Direction :: Say how many lines contain the word "qual" and give no other text.

Source data ::
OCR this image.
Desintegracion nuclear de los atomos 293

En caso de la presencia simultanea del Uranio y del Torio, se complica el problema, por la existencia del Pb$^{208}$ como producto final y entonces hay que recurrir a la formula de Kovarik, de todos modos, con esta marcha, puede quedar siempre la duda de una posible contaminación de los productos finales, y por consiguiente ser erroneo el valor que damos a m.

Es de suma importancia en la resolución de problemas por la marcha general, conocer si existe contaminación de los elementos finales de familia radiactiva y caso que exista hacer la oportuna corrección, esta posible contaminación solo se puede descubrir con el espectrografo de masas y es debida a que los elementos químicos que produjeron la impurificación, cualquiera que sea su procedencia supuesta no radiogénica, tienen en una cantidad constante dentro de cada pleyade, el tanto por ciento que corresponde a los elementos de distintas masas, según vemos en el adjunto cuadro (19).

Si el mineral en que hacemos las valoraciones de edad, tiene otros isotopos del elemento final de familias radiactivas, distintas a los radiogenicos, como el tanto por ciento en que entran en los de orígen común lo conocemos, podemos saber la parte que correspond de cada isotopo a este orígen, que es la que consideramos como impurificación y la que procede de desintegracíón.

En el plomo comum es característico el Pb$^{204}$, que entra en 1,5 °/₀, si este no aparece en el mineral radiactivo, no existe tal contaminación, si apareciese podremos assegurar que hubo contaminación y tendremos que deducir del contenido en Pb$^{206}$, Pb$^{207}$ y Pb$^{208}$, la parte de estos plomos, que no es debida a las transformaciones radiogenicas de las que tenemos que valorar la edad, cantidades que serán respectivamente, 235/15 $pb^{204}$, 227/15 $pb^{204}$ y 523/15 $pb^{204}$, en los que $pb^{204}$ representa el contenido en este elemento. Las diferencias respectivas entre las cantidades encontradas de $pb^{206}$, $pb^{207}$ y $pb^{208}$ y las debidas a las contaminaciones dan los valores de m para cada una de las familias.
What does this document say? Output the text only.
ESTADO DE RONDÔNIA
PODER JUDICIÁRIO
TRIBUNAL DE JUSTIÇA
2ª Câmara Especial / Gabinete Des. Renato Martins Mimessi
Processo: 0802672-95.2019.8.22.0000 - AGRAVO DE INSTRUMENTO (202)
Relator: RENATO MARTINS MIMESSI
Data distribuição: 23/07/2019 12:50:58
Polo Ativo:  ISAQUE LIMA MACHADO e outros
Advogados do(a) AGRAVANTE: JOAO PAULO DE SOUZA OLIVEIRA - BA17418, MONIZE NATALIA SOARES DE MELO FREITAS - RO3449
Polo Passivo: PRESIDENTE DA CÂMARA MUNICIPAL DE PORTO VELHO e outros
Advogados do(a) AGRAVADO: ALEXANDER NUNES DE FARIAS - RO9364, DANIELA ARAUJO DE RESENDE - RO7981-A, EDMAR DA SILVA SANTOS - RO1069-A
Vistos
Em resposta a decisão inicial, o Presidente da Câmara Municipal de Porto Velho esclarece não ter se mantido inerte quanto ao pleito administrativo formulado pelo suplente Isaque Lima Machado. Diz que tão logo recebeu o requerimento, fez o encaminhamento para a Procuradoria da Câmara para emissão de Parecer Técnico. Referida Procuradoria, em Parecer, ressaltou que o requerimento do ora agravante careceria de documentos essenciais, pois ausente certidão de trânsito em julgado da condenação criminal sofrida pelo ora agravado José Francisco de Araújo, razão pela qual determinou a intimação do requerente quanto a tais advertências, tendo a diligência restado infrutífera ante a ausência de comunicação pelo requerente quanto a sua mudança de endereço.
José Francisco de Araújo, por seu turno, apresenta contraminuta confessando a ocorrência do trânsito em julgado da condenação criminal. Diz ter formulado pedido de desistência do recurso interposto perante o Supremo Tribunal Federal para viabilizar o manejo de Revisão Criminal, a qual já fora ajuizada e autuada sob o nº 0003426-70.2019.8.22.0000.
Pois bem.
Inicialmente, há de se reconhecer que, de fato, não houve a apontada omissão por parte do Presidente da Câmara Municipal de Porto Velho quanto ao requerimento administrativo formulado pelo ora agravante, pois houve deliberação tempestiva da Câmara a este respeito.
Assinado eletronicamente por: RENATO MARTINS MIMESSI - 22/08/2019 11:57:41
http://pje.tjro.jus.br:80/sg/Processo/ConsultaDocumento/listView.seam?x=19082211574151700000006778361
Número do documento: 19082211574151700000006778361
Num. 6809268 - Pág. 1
---
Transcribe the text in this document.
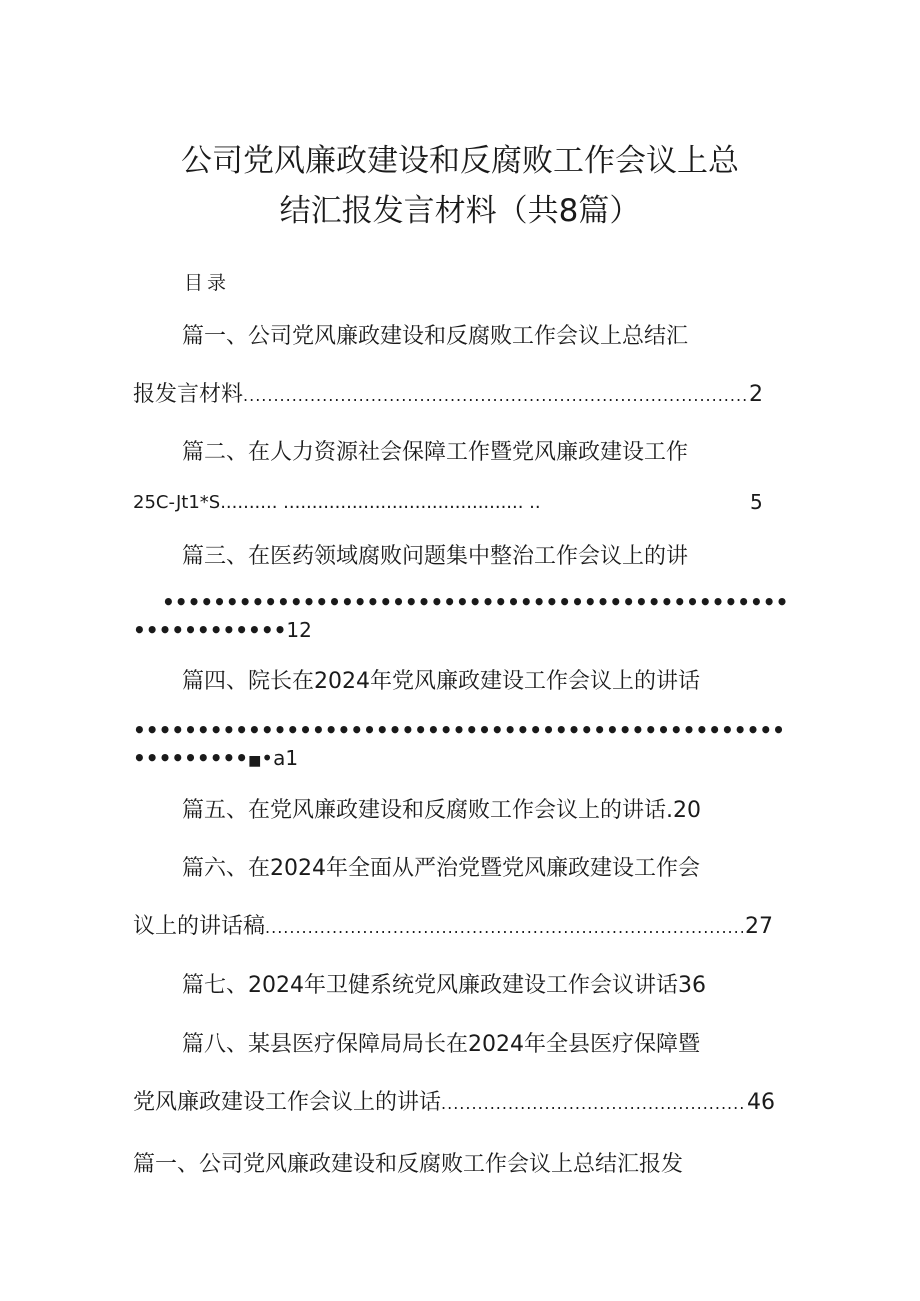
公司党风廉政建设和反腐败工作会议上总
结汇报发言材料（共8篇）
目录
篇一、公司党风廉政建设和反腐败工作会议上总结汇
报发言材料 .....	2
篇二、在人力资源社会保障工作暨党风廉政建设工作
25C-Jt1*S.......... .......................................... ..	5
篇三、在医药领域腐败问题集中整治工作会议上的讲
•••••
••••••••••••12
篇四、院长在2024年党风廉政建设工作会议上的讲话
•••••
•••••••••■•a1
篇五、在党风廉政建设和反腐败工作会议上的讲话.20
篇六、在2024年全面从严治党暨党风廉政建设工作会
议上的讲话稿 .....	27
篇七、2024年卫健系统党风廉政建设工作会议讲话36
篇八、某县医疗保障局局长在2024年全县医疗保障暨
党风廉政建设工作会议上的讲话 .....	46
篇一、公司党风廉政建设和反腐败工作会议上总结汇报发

Written solution :: 2